DATASET CONTENT:
——————————
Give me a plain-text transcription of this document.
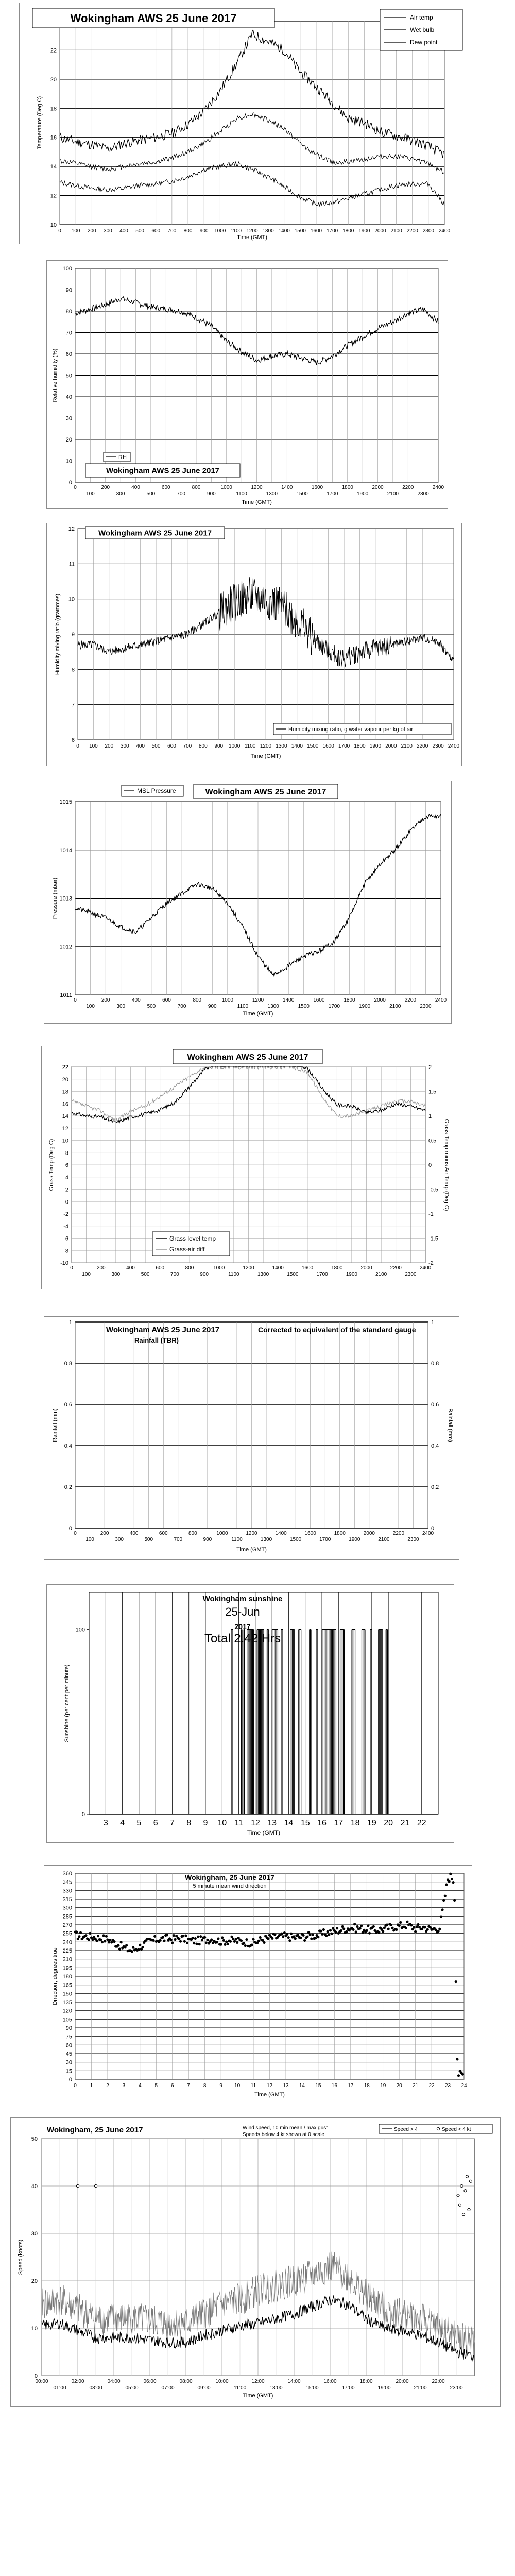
10
12
14
16
18
20
22
0 100 200 300 400 500 600 700 800 900 1000 1100 1200 1300 1400 1500 1600 1700 1800 1900 2000 2100 2200 2300 2400
Time (GMT)
Temperature (Deg C)
Wokingham AWS 25 June 2017	Air temp
Wet bulb
Dew point
0
10
20
30
40
50
60
70
80
90
100
0	200	400	600	800	1000	1200	1400	1600	1800	2000	2200	2400
100	300	500	700	900	1100	1300	1500	1700	1900	2100	2300
Time (GMT)
Relative humidity (%)
RH
Wokingham AWS 25 June 2017
6
7
8
9
10
11
12
0 100 200 300 400 500 600 700 800 900 1000 1100 1200 1300 1400 1500 1600 1700 1800 1900 2000 2100 2200 2300 2400
Time (GMT)
Humidity mixing ratio (grammes)
Wokingham AWS 25 June 2017
Humidity mixing ratio, g water vapour per kg of air
1011
1012
1013
1014
1015
0	200	400	600	800	1000	1200	1400	1600	1800	2000	2200	2400
100	300	500	700	900	1100	1300	1500	1700	1900	2100	2300
Time (GMT)
Pressure (mbar)
MSL Pressure	Wokingham AWS 25 June 2017
-10
-8
-6
-4
-2
0
2
4
6
8
10
12
14
16
18
20
22
0	200	400	600	800	1000	1200	1400	1600	1800	2000	2200	2400
100	300	500	700	900	1100	1300	1500	1700	1900	2100	2300
Grass Temp (Deg C)
-2
-1.5
-1
-0.5
0
0.5
1
1.5
2
Grass Temp minus Air Temp (Deg C)
Wokingham AWS 25 June 2017
Grass level temp
Grass-air diff
0
0.2
0.4
0.6
0.8
1
0	200	400	600	800	1000	1200	1400	1600	1800	2000	2200	2400
100	300	500	700	900	1100	1300	1500	1700	1900	2100	2300
Time (GMT)
Rainfall (mm)
0
0.2
0.4
0.6
0.8
1
Rainfall (mm)
Wokingham AWS 25 June 2017
Rainfall (TBR)
Corrected to equivalent of the standard gauge
3 4 5 6 7 8 9 10 11 12 13 14 15 16 17 18 19 20 21 22
0
100
Time (GMT)
Sunshine (per cent per minute)
Wokingham sunshine
25-Jun
2017
Total 2.42 Hrs
0
15
30
45
60
75
90
105
120
135
150
165
180
195
210
225
240
255
270
285
300
315
330
345
360
0	1	2	3	4	5	6	7	8	9 10 11 12 13 14 15 16 17 18 19 20 21 22 23 24
Time (GMT)
Direction, degrees true
Wokingham, 25 June 2017
5 minute mean wind direction
0
10
20
30
40
50
00:00	02:00	04:00	06:00	08:00	10:00	12:00	14:00	16:00	18:00	20:00	22:00
01:00	03:00	05:00	07:00	09:00	11:00	13:00	15:00	17:00	19:00	21:00	23:00
Time (GMT)
Speed (knots)
Wokingham, 25 June 2017	Wind speed, 10 min mean / max gust
Speeds below 4 kt shown at 0 scale
Speed > 4	Speed < 4 kt
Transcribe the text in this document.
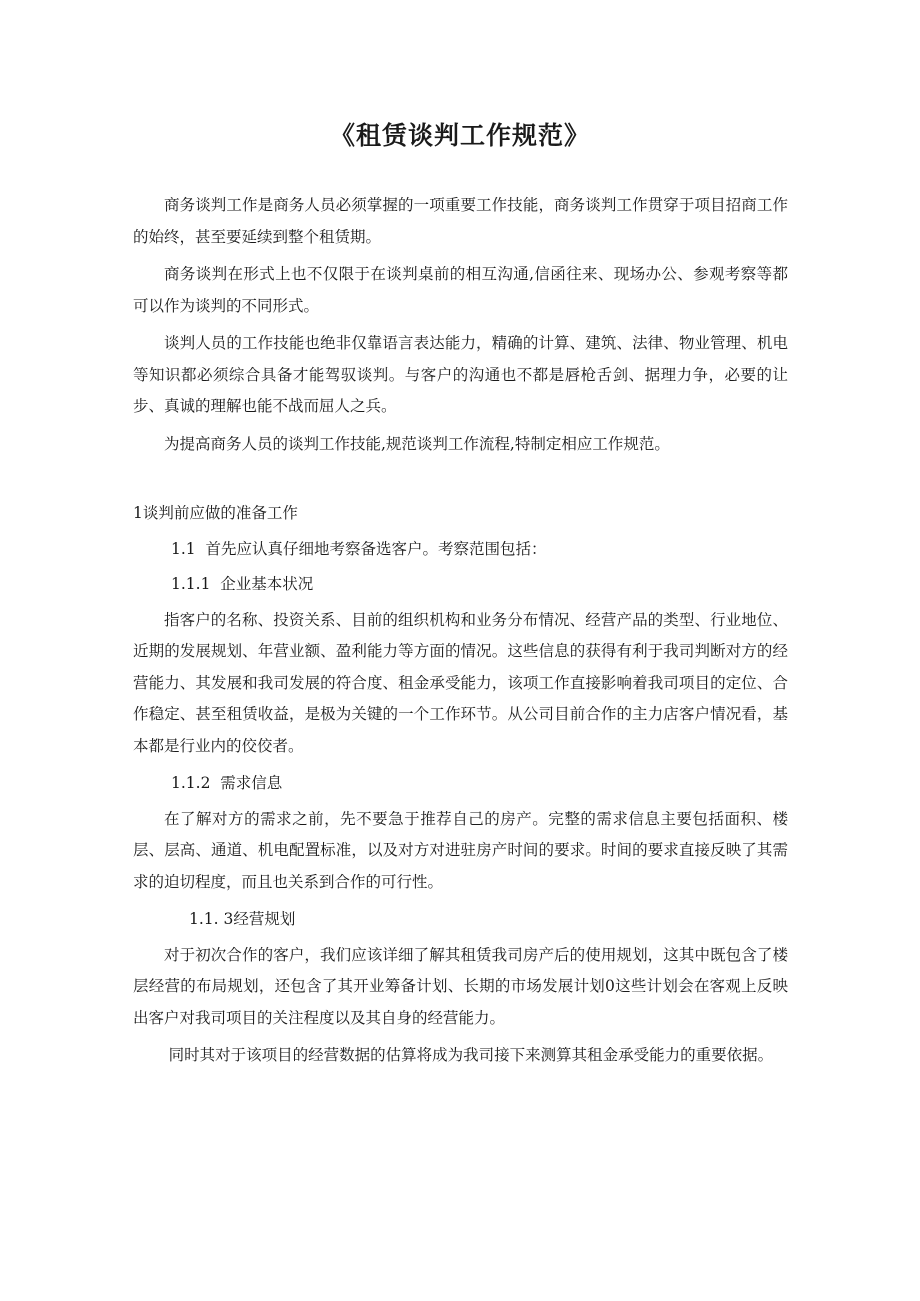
《租赁谈判工作规范》

商务谈判工作是商务人员必须掌握的一项重要工作技能，商务谈判工作贯穿于项目招商工作的始终，甚至要延续到整个租赁期。

商务谈判在形式上也不仅限于在谈判桌前的相互沟通,信函往来、现场办公、参观考察等都可以作为谈判的不同形式。

谈判人员的工作技能也绝非仅靠语言表达能力，精确的计算、建筑、法律、物业管理、机电等知识都必须综合具备才能驾驭谈判。与客户的沟通也不都是唇枪舌剑、据理力争，必要的让步、真诚的理解也能不战而屈人之兵。

为提高商务人员的谈判工作技能,规范谈判工作流程,特制定相应工作规范。

1谈判前应做的准备工作
1.1  首先应认真仔细地考察备选客户。考察范围包括：
1.1.1  企业基本状况

指客户的名称、投资关系、目前的组织机构和业务分布情况、经营产品的类型、行业地位、近期的发展规划、年营业额、盈利能力等方面的情况。这些信息的获得有利于我司判断对方的经营能力、其发展和我司发展的符合度、租金承受能力，该项工作直接影响着我司项目的定位、合作稳定、甚至租赁收益，是极为关键的一个工作环节。从公司目前合作的主力店客户情况看，基本都是行业内的佼佼者。

1.1.2  需求信息

在了解对方的需求之前，先不要急于推荐自己的房产。完整的需求信息主要包括面积、楼层、层高、通道、机电配置标准，以及对方对进驻房产时间的要求。时间的要求直接反映了其需求的迫切程度，而且也关系到合作的可行性。

1.1. 3经营规划

对于初次合作的客户，我们应该详细了解其租赁我司房产后的使用规划，这其中既包含了楼层经营的布局规划，还包含了其开业筹备计划、长期的市场发展计划0这些计划会在客观上反映出客户对我司项目的关注程度以及其自身的经营能力。

同时其对于该项目的经营数据的估算将成为我司接下来测算其租金承受能力的重要依据。
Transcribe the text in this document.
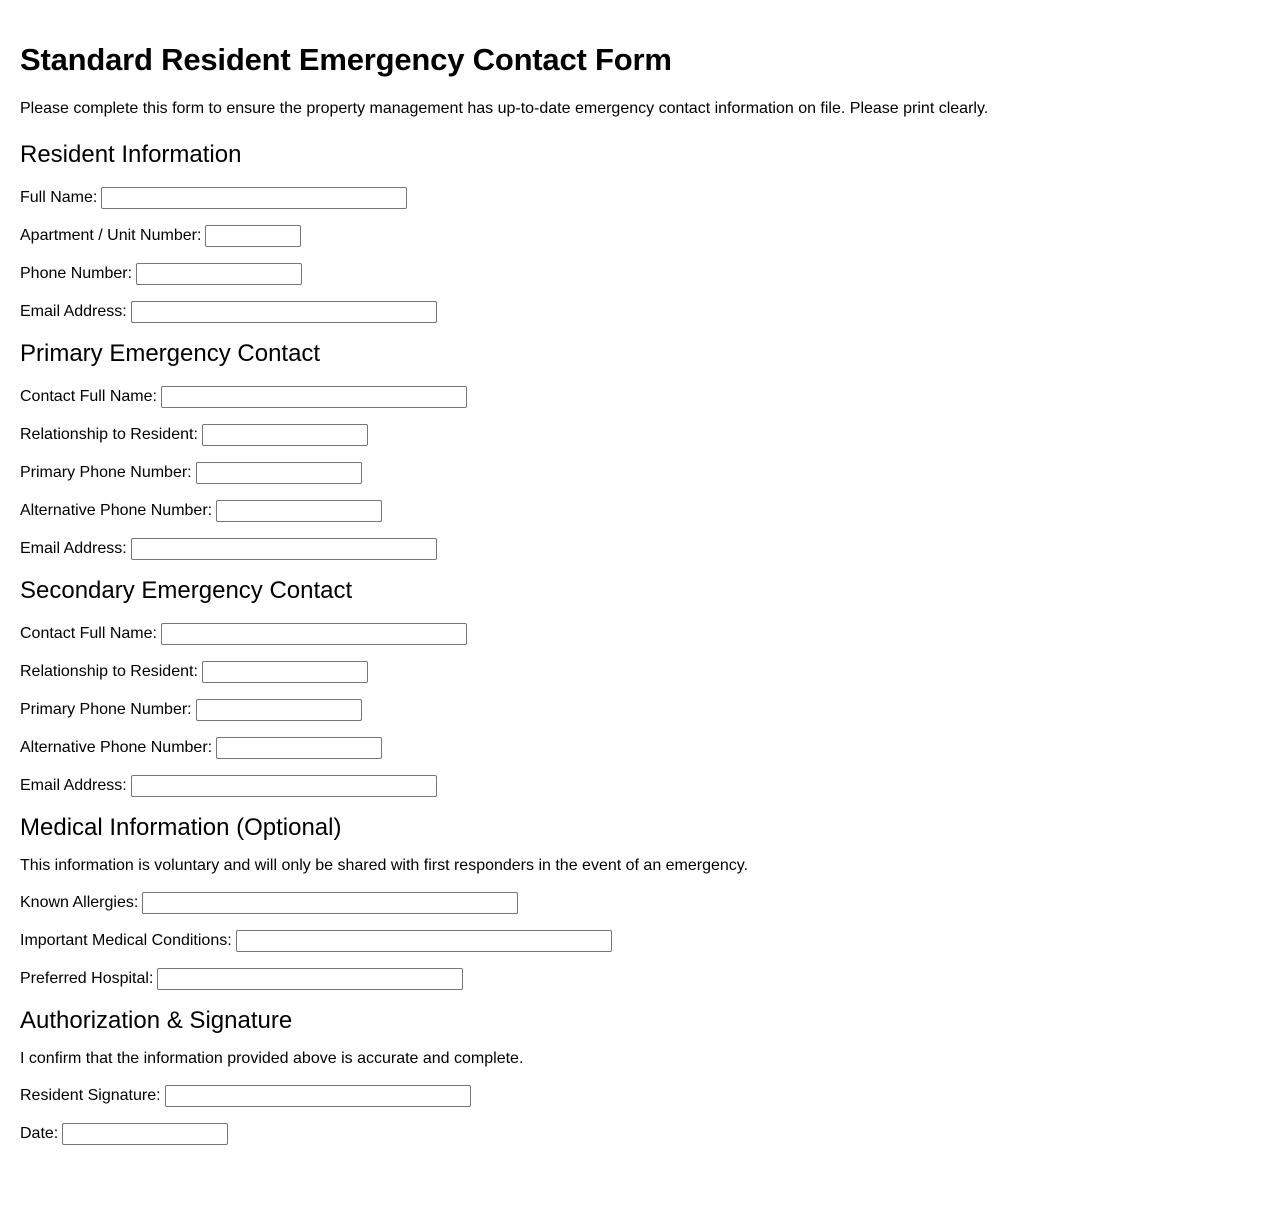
Standard Resident Emergency Contact Form

Please complete this form to ensure the property management has up-to-date emergency contact information on file. Please print clearly.

Resident Information
Full Name:
Apartment / Unit Number:
Phone Number:
Email Address:
Primary Emergency Contact
Contact Full Name:
Relationship to Resident:
Primary Phone Number:
Alternative Phone Number:
Email Address:
Secondary Emergency Contact
Contact Full Name:
Relationship to Resident:
Primary Phone Number:
Alternative Phone Number:
Email Address:
Medical Information (Optional)

This information is voluntary and will only be shared with first responders in the event of an emergency.

Known Allergies:
Important Medical Conditions:
Preferred Hospital:
Authorization & Signature

I confirm that the information provided above is accurate and complete.

Resident Signature:
Date:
——————————
WHAT YOU SHOULD DO: Set out every line from the material that contains the string "Medical".

COMPLETED TASK:
Medical Information (Optional)
Important Medical Conditions:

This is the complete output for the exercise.